→ GOAL: For the entries that follow, state how many lines include the word "Němce", giving the number and nothing else.

→ RECORDS FOR THE TASK:
· · · · · · ·

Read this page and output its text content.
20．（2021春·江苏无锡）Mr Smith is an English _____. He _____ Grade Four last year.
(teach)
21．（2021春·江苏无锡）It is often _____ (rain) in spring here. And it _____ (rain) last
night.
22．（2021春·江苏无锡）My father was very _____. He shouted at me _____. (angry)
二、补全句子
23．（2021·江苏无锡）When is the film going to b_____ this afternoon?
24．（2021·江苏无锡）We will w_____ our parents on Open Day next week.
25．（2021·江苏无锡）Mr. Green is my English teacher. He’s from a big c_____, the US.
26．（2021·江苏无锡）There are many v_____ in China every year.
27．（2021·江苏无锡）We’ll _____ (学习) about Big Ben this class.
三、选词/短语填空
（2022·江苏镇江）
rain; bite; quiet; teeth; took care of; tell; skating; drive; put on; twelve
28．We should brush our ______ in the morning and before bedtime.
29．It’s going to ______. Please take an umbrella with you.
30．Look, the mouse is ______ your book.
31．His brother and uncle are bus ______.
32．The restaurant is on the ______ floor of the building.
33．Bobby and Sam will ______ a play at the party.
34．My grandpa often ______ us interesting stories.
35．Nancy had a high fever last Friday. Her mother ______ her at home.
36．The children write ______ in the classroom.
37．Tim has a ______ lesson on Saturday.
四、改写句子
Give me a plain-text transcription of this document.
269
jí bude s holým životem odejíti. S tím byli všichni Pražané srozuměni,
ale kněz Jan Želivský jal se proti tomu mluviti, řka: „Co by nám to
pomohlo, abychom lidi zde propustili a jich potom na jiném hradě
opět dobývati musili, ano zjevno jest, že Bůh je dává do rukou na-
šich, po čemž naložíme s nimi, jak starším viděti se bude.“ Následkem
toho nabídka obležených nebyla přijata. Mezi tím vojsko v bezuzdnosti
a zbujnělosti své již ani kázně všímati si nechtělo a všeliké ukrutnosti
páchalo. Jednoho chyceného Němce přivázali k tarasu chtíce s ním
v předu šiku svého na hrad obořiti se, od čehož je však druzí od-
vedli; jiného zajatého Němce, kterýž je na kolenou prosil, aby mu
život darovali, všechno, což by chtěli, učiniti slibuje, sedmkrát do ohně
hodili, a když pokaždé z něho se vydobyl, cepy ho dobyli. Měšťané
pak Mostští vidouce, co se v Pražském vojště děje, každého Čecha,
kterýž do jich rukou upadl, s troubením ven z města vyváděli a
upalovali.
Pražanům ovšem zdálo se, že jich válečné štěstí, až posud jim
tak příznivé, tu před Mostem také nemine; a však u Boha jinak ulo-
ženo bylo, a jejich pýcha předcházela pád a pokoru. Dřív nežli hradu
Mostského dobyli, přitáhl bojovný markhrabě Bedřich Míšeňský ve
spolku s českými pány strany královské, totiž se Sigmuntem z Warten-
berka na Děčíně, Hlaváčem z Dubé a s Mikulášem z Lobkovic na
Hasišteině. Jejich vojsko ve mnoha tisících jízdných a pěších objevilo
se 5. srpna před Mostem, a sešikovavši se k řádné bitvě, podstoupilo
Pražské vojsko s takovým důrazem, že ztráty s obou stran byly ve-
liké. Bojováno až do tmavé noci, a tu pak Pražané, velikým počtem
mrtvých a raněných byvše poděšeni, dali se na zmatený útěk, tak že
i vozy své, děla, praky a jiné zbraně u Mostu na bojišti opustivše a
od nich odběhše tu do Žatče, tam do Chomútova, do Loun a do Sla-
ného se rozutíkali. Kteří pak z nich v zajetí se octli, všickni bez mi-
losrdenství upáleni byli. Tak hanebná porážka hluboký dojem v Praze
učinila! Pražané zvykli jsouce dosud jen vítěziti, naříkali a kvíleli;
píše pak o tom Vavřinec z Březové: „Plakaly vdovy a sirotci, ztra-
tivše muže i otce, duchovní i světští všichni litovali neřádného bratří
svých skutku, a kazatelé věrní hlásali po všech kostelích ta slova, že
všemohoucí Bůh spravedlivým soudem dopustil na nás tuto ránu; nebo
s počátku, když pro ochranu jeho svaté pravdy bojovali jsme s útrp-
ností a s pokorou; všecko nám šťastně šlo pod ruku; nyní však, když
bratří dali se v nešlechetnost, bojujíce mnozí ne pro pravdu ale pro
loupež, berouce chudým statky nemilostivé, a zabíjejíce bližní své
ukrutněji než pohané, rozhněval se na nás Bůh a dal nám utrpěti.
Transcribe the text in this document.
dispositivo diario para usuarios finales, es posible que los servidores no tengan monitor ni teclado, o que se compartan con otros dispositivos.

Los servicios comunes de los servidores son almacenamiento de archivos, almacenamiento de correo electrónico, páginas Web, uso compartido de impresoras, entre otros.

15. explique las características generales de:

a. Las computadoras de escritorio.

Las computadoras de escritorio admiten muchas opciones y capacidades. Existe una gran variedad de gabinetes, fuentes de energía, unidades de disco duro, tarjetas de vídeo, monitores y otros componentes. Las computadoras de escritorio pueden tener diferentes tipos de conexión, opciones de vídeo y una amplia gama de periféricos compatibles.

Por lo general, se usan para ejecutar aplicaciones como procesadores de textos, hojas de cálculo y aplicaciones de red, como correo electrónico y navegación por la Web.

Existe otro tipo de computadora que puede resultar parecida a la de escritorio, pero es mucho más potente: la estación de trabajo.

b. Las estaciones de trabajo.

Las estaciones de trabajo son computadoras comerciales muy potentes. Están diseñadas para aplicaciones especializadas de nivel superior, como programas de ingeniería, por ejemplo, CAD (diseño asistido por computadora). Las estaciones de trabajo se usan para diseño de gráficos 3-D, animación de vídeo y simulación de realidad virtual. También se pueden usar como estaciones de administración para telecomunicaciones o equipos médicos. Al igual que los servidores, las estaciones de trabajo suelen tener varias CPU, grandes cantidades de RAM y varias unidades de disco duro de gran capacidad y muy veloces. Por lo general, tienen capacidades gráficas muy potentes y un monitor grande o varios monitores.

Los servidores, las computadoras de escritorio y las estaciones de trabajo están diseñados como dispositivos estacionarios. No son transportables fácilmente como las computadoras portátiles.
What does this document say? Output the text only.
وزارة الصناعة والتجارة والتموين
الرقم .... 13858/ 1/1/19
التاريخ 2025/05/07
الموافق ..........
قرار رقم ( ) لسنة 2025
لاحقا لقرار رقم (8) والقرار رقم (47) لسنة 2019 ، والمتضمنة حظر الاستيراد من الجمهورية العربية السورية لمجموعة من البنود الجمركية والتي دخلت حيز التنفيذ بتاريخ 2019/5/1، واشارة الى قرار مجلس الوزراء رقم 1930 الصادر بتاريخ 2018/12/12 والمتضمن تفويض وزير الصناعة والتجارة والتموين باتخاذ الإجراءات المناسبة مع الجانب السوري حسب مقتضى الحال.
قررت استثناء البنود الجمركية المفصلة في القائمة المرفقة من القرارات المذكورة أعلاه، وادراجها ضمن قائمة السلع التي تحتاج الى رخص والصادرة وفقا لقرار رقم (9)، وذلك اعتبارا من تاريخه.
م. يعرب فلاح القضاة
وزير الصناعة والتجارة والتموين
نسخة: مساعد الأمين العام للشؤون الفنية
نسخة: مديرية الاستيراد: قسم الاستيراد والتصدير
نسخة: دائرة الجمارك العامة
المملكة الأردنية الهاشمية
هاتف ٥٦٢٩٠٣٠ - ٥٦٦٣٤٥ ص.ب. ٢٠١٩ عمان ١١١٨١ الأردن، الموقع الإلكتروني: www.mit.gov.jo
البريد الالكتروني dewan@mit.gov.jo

· · · · · · ·

→ EXERCISE ANSWER: 2